**Instructions for the task**
Set down the material once more, exactly as it appears.

**Records to process**
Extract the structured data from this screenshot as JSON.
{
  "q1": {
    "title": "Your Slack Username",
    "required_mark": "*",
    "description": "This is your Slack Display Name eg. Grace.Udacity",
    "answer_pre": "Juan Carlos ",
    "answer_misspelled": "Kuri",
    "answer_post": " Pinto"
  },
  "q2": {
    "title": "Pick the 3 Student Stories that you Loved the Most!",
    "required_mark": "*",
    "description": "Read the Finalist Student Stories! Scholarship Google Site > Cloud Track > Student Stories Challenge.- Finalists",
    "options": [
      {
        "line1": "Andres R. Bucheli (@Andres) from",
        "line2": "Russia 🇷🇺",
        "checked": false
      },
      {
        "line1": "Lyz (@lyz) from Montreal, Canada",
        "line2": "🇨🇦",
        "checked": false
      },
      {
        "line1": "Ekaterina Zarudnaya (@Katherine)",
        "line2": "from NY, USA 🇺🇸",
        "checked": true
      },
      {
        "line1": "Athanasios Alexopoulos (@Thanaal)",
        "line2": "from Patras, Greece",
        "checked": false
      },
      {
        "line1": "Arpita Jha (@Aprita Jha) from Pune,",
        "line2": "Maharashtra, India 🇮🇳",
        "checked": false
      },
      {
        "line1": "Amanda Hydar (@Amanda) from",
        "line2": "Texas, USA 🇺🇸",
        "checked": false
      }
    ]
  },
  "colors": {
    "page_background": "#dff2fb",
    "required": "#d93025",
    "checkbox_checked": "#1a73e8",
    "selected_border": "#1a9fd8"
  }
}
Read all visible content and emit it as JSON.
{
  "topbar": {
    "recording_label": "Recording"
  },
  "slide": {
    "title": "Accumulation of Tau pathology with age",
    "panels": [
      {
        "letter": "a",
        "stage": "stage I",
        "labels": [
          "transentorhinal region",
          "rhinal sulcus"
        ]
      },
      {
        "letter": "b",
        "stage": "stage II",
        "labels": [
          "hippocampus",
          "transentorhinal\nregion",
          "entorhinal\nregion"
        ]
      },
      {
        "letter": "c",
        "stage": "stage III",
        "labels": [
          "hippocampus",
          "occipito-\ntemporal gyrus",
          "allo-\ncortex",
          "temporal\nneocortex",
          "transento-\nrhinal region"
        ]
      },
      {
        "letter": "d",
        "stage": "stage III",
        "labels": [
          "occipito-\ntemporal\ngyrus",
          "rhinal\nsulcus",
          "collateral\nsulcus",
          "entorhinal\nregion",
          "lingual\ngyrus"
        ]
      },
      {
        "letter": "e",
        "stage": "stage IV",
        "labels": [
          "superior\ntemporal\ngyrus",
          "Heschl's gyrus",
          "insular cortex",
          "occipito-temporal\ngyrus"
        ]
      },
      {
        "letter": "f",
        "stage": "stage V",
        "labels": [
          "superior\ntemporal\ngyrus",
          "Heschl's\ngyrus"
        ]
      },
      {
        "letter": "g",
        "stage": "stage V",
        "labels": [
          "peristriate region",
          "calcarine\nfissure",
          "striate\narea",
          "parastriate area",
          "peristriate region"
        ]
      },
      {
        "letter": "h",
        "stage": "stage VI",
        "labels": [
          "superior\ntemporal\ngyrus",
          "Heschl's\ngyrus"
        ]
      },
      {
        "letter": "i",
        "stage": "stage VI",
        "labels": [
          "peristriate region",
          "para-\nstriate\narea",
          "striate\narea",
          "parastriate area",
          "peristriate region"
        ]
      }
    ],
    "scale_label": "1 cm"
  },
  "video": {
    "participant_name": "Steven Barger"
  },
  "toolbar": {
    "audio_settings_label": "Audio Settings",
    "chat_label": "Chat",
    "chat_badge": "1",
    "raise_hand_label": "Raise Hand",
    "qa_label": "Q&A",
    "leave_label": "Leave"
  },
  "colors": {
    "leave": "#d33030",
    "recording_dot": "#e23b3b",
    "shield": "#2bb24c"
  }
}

**Response below**
Extract the structured data from this screenshot as JSON.
{
  "q1": {
    "title": "Your Slack Username",
    "required_mark": "*",
    "description": "This is your Slack Display Name eg. Grace.Udacity",
    "answer_pre": "Juan Carlos ",
    "answer_misspelled": "Kuri",
    "answer_post": " Pinto"
  },
  "q2": {
    "title": "Pick the 3 Student Stories that you Loved the Most!",
    "required_mark": "*",
    "description": "Read the Finalist Student Stories! Scholarship Google Site > Cloud Track > Student Stories Challenge.- Finalists",
    "options": [
      {
        "line1": "Andres R. Bucheli (@Andres) from",
        "line2": "Russia 🇷🇺",
        "checked": false
      },
      {
        "line1": "Lyz (@lyz) from Montreal, Canada",
        "line2": "🇨🇦",
        "checked": false
      },
      {
        "line1": "Ekaterina Zarudnaya (@Katherine)",
        "line2": "from NY, USA 🇺🇸",
        "checked": true
      },
      {
        "line1": "Athanasios Alexopoulos (@Thanaal)",
        "line2": "from Patras, Greece",
        "checked": false
      },
      {
        "line1": "Arpita Jha (@Aprita Jha) from Pune,",
        "line2": "Maharashtra, India 🇮🇳",
        "checked": false
      },
      {
        "line1": "Amanda Hydar (@Amanda) from",
        "line2": "Texas, USA 🇺🇸",
        "checked": false
      }
    ]
  },
  "colors": {
    "page_background": "#dff2fb",
    "required": "#d93025",
    "checkbox_checked": "#1a73e8",
    "selected_border": "#1a9fd8"
  }
}
Read all visible content and emit it as JSON.
{
  "topbar": {
    "recording_label": "Recording"
  },
  "slide": {
    "title": "Accumulation of Tau pathology with age",
    "panels": [
      {
        "letter": "a",
        "stage": "stage I",
        "labels": [
          "transentorhinal region",
          "rhinal sulcus"
        ]
      },
      {
        "letter": "b",
        "stage": "stage II",
        "labels": [
          "hippocampus",
          "transentorhinal\nregion",
          "entorhinal\nregion"
        ]
      },
      {
        "letter": "c",
        "stage": "stage III",
        "labels": [
          "hippocampus",
          "occipito-\ntemporal gyrus",
          "allo-\ncortex",
          "temporal\nneocortex",
          "transento-\nrhinal region"
        ]
      },
      {
        "letter": "d",
        "stage": "stage III",
        "labels": [
          "occipito-\ntemporal\ngyrus",
          "rhinal\nsulcus",
          "collateral\nsulcus",
          "entorhinal\nregion",
          "lingual\ngyrus"
        ]
      },
      {
        "letter": "e",
        "stage": "stage IV",
        "labels": [
          "superior\ntemporal\ngyrus",
          "Heschl's gyrus",
          "insular cortex",
          "occipito-temporal\ngyrus"
        ]
      },
      {
        "letter": "f",
        "stage": "stage V",
        "labels": [
          "superior\ntemporal\ngyrus",
          "Heschl's\ngyrus"
        ]
      },
      {
        "letter": "g",
        "stage": "stage V",
        "labels": [
          "peristriate region",
          "calcarine\nfissure",
          "striate\narea",
          "parastriate area",
          "peristriate region"
        ]
      },
      {
        "letter": "h",
        "stage": "stage VI",
        "labels": [
          "superior\ntemporal\ngyrus",
          "Heschl's\ngyrus"
        ]
      },
      {
        "letter": "i",
        "stage": "stage VI",
        "labels": [
          "peristriate region",
          "para-\nstriate\narea",
          "striate\narea",
          "parastriate area",
          "peristriate region"
        ]
      }
    ],
    "scale_label": "1 cm"
  },
  "video": {
    "participant_name": "Steven Barger"
  },
  "toolbar": {
    "audio_settings_label": "Audio Settings",
    "chat_label": "Chat",
    "chat_badge": "1",
    "raise_hand_label": "Raise Hand",
    "qa_label": "Q&A",
    "leave_label": "Leave"
  },
  "colors": {
    "leave": "#d33030",
    "recording_dot": "#e23b3b",
    "shield": "#2bb24c"
  }
}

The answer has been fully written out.